Work to complete:
Can you rewrite this listing with every "PrepPro" changed to "InterviewAce" and everything else left as it is?

Working data:
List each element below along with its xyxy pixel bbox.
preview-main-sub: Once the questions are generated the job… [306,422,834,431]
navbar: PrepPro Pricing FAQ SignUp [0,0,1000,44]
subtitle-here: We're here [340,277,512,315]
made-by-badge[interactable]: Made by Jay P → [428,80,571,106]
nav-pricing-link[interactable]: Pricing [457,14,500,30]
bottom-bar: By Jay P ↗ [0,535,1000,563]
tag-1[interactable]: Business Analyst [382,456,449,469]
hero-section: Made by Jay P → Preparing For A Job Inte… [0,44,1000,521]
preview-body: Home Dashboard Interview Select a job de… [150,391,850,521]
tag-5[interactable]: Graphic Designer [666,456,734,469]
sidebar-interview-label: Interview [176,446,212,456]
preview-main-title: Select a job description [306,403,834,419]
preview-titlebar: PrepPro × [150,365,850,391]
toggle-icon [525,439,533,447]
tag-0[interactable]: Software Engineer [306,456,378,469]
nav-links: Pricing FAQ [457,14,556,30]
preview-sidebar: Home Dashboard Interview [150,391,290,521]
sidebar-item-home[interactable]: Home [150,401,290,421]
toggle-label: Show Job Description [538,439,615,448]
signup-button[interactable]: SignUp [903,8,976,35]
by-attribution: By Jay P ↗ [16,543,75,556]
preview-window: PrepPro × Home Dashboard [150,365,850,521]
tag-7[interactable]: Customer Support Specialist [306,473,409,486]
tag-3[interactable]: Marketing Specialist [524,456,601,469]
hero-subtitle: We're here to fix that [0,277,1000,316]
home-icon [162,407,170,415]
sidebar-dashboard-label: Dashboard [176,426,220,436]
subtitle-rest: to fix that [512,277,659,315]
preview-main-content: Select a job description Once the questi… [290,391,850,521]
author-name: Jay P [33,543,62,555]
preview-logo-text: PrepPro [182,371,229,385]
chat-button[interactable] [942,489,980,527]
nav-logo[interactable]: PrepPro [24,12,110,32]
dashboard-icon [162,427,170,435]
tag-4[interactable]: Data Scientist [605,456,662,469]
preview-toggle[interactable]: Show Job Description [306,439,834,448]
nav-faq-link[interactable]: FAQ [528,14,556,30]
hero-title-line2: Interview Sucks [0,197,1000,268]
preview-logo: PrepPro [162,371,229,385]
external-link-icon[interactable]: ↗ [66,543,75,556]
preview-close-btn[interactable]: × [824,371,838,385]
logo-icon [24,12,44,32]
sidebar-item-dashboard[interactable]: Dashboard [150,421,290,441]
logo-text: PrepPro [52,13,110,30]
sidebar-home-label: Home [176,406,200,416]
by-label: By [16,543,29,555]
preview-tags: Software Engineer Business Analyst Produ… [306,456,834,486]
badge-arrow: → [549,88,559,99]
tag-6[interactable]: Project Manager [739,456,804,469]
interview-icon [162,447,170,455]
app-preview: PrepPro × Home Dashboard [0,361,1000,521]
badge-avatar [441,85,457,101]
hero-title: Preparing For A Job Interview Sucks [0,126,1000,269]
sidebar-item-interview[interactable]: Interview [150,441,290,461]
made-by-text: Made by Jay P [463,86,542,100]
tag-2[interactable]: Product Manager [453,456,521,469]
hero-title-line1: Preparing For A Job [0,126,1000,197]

Correct result:
List each element below along with its xyxy pixel bbox.
preview-main-sub: Once the questions are generated the job… [306,422,834,431]
navbar: InterviewAce Pricing FAQ SignUp [0,0,1000,44]
subtitle-here: We're here [340,277,512,315]
made-by-badge[interactable]: Made by Jay P → [428,80,571,106]
nav-pricing-link[interactable]: Pricing [457,14,500,30]
bottom-bar: By Jay P ↗ [0,535,1000,563]
tag-1[interactable]: Business Analyst [382,456,449,469]
hero-section: Made by Jay P → Preparing For A Job Inte… [0,44,1000,521]
preview-body: Home Dashboard Interview Select a job de… [150,391,850,521]
tag-5[interactable]: Graphic Designer [666,456,734,469]
sidebar-interview-label: Interview [176,446,212,456]
preview-main-title: Select a job description [306,403,834,419]
preview-titlebar: InterviewAce × [150,365,850,391]
toggle-icon [525,439,533,447]
tag-0[interactable]: Software Engineer [306,456,378,469]
nav-links: Pricing FAQ [457,14,556,30]
preview-sidebar: Home Dashboard Interview [150,391,290,521]
sidebar-item-home[interactable]: Home [150,401,290,421]
toggle-label: Show Job Description [538,439,615,448]
signup-button[interactable]: SignUp [903,8,976,35]
by-attribution: By Jay P ↗ [16,543,75,556]
preview-window: InterviewAce × Home Dashboard [150,365,850,521]
tag-7[interactable]: Customer Support Specialist [306,473,409,486]
tag-3[interactable]: Marketing Specialist [524,456,601,469]
hero-subtitle: We're here to fix that [0,277,1000,316]
home-icon [162,407,170,415]
sidebar-dashboard-label: Dashboard [176,426,220,436]
subtitle-rest: to fix that [512,277,659,315]
preview-main-content: Select a job description Once the questi… [290,391,850,521]
author-name: Jay P [33,543,62,555]
preview-logo-text: InterviewAce [182,371,229,385]
chat-button[interactable] [942,489,980,527]
nav-logo[interactable]: InterviewAce [24,12,110,32]
dashboard-icon [162,427,170,435]
tag-4[interactable]: Data Scientist [605,456,662,469]
preview-toggle[interactable]: Show Job Description [306,439,834,448]
nav-faq-link[interactable]: FAQ [528,14,556,30]
hero-title-line2: Interview Sucks [0,197,1000,268]
preview-logo: InterviewAce [162,371,229,385]
external-link-icon[interactable]: ↗ [66,543,75,556]
preview-close-btn[interactable]: × [824,371,838,385]
logo-icon [24,12,44,32]
sidebar-item-dashboard[interactable]: Dashboard [150,421,290,441]
logo-text: InterviewAce [52,13,110,30]
sidebar-home-label: Home [176,406,200,416]
by-label: By [16,543,29,555]
preview-tags: Software Engineer Business Analyst Produ… [306,456,834,486]
badge-arrow: → [549,88,559,99]
tag-6[interactable]: Project Manager [739,456,804,469]
interview-icon [162,447,170,455]
app-preview: InterviewAce × Home Dashboard [0,361,1000,521]
badge-avatar [441,85,457,101]
hero-title: Preparing For A Job Interview Sucks [0,126,1000,269]
sidebar-item-interview[interactable]: Interview [150,441,290,461]
made-by-text: Made by Jay P [463,86,542,100]
tag-2[interactable]: Product Manager [453,456,521,469]
hero-title-line1: Preparing For A Job [0,126,1000,197]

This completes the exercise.